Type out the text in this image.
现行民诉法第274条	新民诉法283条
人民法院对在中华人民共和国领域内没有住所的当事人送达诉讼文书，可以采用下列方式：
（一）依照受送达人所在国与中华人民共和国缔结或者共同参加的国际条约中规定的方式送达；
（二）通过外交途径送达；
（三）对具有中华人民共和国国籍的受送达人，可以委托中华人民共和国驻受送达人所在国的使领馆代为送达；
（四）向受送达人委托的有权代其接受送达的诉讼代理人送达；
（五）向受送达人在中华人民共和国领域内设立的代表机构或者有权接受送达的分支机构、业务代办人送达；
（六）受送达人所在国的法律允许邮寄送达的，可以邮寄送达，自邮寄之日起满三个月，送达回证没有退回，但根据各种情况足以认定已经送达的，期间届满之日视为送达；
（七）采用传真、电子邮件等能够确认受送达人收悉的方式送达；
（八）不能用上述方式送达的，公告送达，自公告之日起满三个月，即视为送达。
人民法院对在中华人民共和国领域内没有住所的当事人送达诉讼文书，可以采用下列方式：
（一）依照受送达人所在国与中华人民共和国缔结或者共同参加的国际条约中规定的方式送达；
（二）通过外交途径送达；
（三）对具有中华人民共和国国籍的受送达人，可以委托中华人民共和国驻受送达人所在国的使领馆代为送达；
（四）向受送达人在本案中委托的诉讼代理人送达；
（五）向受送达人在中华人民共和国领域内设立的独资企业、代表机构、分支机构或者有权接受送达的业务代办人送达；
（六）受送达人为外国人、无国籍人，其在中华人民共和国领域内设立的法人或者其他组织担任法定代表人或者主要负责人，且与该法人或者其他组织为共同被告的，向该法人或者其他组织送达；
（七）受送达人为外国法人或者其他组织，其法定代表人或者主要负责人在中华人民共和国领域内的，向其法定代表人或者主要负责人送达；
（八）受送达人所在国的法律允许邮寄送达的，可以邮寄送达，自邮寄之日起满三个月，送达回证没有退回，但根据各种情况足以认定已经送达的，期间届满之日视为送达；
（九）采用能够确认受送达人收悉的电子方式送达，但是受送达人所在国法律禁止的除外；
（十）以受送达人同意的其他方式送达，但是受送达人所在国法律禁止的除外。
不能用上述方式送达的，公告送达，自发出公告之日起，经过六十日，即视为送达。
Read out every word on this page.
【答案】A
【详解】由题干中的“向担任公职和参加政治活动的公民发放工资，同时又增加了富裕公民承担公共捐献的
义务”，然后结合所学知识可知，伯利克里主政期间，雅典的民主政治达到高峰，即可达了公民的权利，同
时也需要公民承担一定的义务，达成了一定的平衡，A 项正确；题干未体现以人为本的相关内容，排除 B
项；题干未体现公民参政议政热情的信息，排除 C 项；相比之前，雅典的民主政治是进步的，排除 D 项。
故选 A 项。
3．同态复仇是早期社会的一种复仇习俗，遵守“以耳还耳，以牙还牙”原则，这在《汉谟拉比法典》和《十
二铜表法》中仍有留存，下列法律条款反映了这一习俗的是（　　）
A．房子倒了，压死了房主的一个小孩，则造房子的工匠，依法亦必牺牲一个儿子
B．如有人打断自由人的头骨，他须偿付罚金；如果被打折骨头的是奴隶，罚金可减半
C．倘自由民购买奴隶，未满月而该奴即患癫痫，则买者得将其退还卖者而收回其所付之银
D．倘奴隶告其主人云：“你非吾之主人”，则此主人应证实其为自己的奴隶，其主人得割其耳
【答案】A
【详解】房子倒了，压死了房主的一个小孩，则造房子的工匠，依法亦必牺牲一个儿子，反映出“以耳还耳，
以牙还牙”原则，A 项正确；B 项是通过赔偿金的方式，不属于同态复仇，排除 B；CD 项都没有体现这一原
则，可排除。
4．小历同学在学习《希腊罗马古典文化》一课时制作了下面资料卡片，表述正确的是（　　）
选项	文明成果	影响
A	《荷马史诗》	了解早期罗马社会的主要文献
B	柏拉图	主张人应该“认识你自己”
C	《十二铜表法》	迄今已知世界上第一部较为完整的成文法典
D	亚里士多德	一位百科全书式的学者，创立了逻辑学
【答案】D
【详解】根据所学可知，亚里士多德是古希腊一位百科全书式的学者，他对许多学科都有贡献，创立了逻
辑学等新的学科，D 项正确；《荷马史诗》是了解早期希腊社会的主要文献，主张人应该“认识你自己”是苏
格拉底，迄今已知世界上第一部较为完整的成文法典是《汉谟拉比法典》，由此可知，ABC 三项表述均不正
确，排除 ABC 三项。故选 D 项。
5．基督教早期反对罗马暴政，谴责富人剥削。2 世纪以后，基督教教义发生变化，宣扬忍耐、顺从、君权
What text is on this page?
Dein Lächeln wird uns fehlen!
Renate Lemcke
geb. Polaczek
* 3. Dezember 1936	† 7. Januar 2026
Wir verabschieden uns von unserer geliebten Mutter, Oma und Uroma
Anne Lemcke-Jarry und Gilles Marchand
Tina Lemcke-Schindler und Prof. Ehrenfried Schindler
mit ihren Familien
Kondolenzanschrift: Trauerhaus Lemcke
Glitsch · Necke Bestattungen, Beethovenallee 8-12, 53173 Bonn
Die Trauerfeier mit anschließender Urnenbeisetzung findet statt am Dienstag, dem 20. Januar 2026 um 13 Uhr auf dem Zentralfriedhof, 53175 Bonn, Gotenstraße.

◇ ◇ ◇ ◇ ◇

▶ _WHAT IS REQUIRED_
Using the listing above, please repeat every entry exactly.

▶ _REPLY TO THE EXERCISE_
Type out the text in this image.
现行民诉法第274条	新民诉法283条
人民法院对在中华人民共和国领域内没有住所的当事人送达诉讼文书，可以采用下列方式：
（一）依照受送达人所在国与中华人民共和国缔结或者共同参加的国际条约中规定的方式送达；
（二）通过外交途径送达；
（三）对具有中华人民共和国国籍的受送达人，可以委托中华人民共和国驻受送达人所在国的使领馆代为送达；
（四）向受送达人委托的有权代其接受送达的诉讼代理人送达；
（五）向受送达人在中华人民共和国领域内设立的代表机构或者有权接受送达的分支机构、业务代办人送达；
（六）受送达人所在国的法律允许邮寄送达的，可以邮寄送达，自邮寄之日起满三个月，送达回证没有退回，但根据各种情况足以认定已经送达的，期间届满之日视为送达；
（七）采用传真、电子邮件等能够确认受送达人收悉的方式送达；
（八）不能用上述方式送达的，公告送达，自公告之日起满三个月，即视为送达。
人民法院对在中华人民共和国领域内没有住所的当事人送达诉讼文书，可以采用下列方式：
（一）依照受送达人所在国与中华人民共和国缔结或者共同参加的国际条约中规定的方式送达；
（二）通过外交途径送达；
（三）对具有中华人民共和国国籍的受送达人，可以委托中华人民共和国驻受送达人所在国的使领馆代为送达；
（四）向受送达人在本案中委托的诉讼代理人送达；
（五）向受送达人在中华人民共和国领域内设立的独资企业、代表机构、分支机构或者有权接受送达的业务代办人送达；
（六）受送达人为外国人、无国籍人，其在中华人民共和国领域内设立的法人或者其他组织担任法定代表人或者主要负责人，且与该法人或者其他组织为共同被告的，向该法人或者其他组织送达；
（七）受送达人为外国法人或者其他组织，其法定代表人或者主要负责人在中华人民共和国领域内的，向其法定代表人或者主要负责人送达；
（八）受送达人所在国的法律允许邮寄送达的，可以邮寄送达，自邮寄之日起满三个月，送达回证没有退回，但根据各种情况足以认定已经送达的，期间届满之日视为送达；
（九）采用能够确认受送达人收悉的电子方式送达，但是受送达人所在国法律禁止的除外；
（十）以受送达人同意的其他方式送达，但是受送达人所在国法律禁止的除外。
不能用上述方式送达的，公告送达，自发出公告之日起，经过六十日，即视为送达。
Read out every word on this page.
【答案】A
【详解】由题干中的“向担任公职和参加政治活动的公民发放工资，同时又增加了富裕公民承担公共捐献的
义务”，然后结合所学知识可知，伯利克里主政期间，雅典的民主政治达到高峰，即可达了公民的权利，同
时也需要公民承担一定的义务，达成了一定的平衡，A 项正确；题干未体现以人为本的相关内容，排除 B
项；题干未体现公民参政议政热情的信息，排除 C 项；相比之前，雅典的民主政治是进步的，排除 D 项。
故选 A 项。
3．同态复仇是早期社会的一种复仇习俗，遵守“以耳还耳，以牙还牙”原则，这在《汉谟拉比法典》和《十
二铜表法》中仍有留存，下列法律条款反映了这一习俗的是（　　）
A．房子倒了，压死了房主的一个小孩，则造房子的工匠，依法亦必牺牲一个儿子
B．如有人打断自由人的头骨，他须偿付罚金；如果被打折骨头的是奴隶，罚金可减半
C．倘自由民购买奴隶，未满月而该奴即患癫痫，则买者得将其退还卖者而收回其所付之银
D．倘奴隶告其主人云：“你非吾之主人”，则此主人应证实其为自己的奴隶，其主人得割其耳
【答案】A
【详解】房子倒了，压死了房主的一个小孩，则造房子的工匠，依法亦必牺牲一个儿子，反映出“以耳还耳，
以牙还牙”原则，A 项正确；B 项是通过赔偿金的方式，不属于同态复仇，排除 B；CD 项都没有体现这一原
则，可排除。
4．小历同学在学习《希腊罗马古典文化》一课时制作了下面资料卡片，表述正确的是（　　）
选项	文明成果	影响
A	《荷马史诗》	了解早期罗马社会的主要文献
B	柏拉图	主张人应该“认识你自己”
C	《十二铜表法》	迄今已知世界上第一部较为完整的成文法典
D	亚里士多德	一位百科全书式的学者，创立了逻辑学
【答案】D
【详解】根据所学可知，亚里士多德是古希腊一位百科全书式的学者，他对许多学科都有贡献，创立了逻
辑学等新的学科，D 项正确；《荷马史诗》是了解早期希腊社会的主要文献，主张人应该“认识你自己”是苏
格拉底，迄今已知世界上第一部较为完整的成文法典是《汉谟拉比法典》，由此可知，ABC 三项表述均不正
确，排除 ABC 三项。故选 D 项。
5．基督教早期反对罗马暴政，谴责富人剥削。2 世纪以后，基督教教义发生变化，宣扬忍耐、顺从、君权
What text is on this page?
Dein Lächeln wird uns fehlen!
Renate Lemcke
geb. Polaczek
* 3. Dezember 1936	† 7. Januar 2026
Wir verabschieden uns von unserer geliebten Mutter, Oma und Uroma
Anne Lemcke-Jarry und Gilles Marchand
Tina Lemcke-Schindler und Prof. Ehrenfried Schindler
mit ihren Familien
Kondolenzanschrift: Trauerhaus Lemcke
Glitsch · Necke Bestattungen, Beethovenallee 8-12, 53173 Bonn
Die Trauerfeier mit anschließender Urnenbeisetzung findet statt am Dienstag, dem 20. Januar 2026 um 13 Uhr auf dem Zentralfriedhof, 53175 Bonn, Gotenstraße.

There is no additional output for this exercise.